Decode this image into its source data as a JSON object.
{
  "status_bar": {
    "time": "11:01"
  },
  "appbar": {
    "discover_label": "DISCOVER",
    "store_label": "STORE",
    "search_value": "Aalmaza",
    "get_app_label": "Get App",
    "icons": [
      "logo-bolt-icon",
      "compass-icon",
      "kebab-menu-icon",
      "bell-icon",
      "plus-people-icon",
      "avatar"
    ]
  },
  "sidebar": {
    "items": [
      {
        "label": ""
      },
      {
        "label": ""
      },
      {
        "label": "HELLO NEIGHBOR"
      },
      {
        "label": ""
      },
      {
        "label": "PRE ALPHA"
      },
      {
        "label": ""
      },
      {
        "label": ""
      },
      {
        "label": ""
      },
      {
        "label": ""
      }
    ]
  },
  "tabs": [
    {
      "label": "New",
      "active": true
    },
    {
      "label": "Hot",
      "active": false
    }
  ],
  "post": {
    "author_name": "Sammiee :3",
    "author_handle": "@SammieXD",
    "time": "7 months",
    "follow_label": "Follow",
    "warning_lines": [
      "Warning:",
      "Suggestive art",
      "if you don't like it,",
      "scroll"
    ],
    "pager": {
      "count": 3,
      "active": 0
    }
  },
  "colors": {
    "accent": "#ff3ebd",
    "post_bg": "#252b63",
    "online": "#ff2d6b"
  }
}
═══
Transcribe every entry exactly, omitting nothing.

● **Task output**
Decode this image into its source data as a JSON object.
{
  "status_bar": {
    "time": "11:01"
  },
  "appbar": {
    "discover_label": "DISCOVER",
    "store_label": "STORE",
    "search_value": "Aalmaza",
    "get_app_label": "Get App",
    "icons": [
      "logo-bolt-icon",
      "compass-icon",
      "kebab-menu-icon",
      "bell-icon",
      "plus-people-icon",
      "avatar"
    ]
  },
  "sidebar": {
    "items": [
      {
        "label": ""
      },
      {
        "label": ""
      },
      {
        "label": "HELLO NEIGHBOR"
      },
      {
        "label": ""
      },
      {
        "label": "PRE ALPHA"
      },
      {
        "label": ""
      },
      {
        "label": ""
      },
      {
        "label": ""
      },
      {
        "label": ""
      }
    ]
  },
  "tabs": [
    {
      "label": "New",
      "active": true
    },
    {
      "label": "Hot",
      "active": false
    }
  ],
  "post": {
    "author_name": "Sammiee :3",
    "author_handle": "@SammieXD",
    "time": "7 months",
    "follow_label": "Follow",
    "warning_lines": [
      "Warning:",
      "Suggestive art",
      "if you don't like it,",
      "scroll"
    ],
    "pager": {
      "count": 3,
      "active": 0
    }
  },
  "colors": {
    "accent": "#ff3ebd",
    "post_bg": "#252b63",
    "online": "#ff2d6b"
  }
}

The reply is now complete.